Work out how many lines of the listing hold the string "естественныя", then answer with that number and nothing else.
** START Records for this task **
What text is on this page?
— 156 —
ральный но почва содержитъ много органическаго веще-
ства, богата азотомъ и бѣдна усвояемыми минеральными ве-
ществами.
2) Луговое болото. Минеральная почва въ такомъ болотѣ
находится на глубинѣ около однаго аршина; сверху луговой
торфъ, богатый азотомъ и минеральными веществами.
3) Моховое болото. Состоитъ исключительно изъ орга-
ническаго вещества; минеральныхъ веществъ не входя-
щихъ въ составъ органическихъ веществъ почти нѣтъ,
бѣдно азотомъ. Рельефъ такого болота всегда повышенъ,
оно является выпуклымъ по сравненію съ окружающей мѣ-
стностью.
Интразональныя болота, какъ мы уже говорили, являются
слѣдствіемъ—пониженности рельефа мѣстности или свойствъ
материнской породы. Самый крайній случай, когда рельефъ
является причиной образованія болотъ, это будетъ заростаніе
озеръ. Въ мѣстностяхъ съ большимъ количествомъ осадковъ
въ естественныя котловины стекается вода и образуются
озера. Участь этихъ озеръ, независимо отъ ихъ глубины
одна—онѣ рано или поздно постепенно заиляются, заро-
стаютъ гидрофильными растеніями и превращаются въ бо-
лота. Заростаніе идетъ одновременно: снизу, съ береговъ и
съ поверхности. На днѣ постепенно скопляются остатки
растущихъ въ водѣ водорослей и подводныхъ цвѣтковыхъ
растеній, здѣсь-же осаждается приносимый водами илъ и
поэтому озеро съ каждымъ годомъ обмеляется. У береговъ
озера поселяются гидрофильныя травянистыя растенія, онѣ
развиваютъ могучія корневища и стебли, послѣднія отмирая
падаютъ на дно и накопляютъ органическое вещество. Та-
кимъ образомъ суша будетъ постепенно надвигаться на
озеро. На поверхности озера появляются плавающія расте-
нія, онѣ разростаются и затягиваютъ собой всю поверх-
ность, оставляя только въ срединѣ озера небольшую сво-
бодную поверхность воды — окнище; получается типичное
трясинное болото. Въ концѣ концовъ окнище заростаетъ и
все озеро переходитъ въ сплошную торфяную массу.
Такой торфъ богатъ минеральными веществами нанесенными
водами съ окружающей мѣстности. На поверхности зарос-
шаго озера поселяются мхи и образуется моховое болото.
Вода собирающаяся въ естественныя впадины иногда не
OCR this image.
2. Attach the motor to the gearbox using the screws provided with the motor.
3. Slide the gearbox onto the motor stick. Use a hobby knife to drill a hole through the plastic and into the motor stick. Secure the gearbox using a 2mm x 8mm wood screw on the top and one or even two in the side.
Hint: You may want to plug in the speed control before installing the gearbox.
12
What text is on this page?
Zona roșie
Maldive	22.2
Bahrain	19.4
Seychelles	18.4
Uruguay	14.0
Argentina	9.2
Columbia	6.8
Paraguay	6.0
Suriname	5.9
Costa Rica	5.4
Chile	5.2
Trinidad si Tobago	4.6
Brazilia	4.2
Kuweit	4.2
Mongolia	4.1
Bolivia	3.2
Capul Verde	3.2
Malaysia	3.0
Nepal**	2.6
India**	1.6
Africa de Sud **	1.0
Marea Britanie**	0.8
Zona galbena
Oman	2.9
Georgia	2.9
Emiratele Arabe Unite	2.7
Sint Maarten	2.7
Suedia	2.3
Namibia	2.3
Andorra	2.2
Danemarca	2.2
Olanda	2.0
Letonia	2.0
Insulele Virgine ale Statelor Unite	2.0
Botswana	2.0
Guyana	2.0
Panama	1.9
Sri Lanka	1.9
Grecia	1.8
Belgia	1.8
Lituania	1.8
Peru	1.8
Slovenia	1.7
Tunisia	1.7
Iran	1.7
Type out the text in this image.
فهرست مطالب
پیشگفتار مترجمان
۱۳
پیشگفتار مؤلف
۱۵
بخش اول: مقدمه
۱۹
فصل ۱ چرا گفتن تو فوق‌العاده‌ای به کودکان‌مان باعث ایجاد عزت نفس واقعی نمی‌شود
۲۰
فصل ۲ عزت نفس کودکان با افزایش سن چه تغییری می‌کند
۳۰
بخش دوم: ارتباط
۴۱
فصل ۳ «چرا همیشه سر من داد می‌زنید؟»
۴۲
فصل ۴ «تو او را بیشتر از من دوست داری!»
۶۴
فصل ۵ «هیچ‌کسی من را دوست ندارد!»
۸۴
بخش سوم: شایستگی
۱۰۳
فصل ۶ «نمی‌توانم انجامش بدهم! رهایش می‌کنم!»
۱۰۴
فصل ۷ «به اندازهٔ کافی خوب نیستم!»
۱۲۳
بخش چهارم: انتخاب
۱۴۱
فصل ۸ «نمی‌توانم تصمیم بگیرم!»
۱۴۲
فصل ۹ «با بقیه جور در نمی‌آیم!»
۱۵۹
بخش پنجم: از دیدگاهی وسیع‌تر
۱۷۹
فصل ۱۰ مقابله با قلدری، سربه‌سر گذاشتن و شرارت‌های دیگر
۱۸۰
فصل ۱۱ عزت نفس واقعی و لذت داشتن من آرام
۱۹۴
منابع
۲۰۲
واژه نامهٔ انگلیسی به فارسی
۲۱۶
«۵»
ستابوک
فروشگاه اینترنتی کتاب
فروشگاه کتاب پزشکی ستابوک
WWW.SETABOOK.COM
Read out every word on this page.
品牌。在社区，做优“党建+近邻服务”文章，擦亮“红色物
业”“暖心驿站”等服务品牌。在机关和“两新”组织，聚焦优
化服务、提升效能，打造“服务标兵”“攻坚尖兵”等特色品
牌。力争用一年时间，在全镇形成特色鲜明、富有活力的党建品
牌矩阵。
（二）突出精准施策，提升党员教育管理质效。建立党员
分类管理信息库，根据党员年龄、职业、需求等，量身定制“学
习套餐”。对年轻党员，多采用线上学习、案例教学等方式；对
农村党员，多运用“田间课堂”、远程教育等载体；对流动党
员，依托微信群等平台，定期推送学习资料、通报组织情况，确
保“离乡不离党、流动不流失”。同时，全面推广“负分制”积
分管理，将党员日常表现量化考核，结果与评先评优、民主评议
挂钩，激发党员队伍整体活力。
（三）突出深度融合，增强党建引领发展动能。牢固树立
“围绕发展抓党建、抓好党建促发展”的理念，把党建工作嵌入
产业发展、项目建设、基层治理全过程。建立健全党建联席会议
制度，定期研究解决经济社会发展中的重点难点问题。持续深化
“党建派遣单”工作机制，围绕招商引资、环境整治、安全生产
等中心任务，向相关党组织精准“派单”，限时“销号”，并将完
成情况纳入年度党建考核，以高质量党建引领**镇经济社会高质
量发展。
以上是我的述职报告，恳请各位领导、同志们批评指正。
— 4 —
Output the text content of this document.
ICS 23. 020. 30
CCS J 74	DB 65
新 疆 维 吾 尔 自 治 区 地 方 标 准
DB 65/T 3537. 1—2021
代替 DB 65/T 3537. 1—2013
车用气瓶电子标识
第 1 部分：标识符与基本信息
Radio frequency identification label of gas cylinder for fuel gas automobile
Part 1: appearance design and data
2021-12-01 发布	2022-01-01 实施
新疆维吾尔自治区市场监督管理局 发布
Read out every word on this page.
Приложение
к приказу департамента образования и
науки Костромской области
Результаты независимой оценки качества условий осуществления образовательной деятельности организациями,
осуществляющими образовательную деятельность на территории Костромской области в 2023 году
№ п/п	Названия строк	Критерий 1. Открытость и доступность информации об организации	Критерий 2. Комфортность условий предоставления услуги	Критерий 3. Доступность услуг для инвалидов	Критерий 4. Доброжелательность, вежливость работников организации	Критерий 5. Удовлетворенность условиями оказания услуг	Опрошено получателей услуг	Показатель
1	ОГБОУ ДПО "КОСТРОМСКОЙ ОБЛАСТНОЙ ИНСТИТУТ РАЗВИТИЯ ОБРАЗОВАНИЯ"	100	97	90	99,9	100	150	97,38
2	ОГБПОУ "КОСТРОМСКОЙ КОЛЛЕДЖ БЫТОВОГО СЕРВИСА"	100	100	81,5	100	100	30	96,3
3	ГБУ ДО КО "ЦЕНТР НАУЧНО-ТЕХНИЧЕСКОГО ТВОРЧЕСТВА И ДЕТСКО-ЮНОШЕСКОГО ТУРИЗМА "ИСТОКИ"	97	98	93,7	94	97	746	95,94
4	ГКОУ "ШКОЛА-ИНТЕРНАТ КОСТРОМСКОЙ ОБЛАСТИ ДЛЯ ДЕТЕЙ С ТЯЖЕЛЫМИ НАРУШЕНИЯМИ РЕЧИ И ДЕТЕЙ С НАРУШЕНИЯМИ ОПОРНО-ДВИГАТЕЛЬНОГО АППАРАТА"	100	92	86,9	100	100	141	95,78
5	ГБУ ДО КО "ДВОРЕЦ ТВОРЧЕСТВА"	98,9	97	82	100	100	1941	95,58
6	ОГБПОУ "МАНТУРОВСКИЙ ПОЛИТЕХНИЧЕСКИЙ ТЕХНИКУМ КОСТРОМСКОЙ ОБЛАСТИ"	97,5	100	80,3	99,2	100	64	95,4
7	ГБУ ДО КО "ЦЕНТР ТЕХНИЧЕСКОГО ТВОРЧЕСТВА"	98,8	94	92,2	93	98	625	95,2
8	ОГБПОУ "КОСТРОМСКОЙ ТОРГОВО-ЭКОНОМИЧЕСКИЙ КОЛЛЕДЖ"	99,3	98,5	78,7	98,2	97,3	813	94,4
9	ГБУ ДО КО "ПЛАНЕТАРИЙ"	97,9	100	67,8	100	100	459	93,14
** END Records for this task **
Task result: 2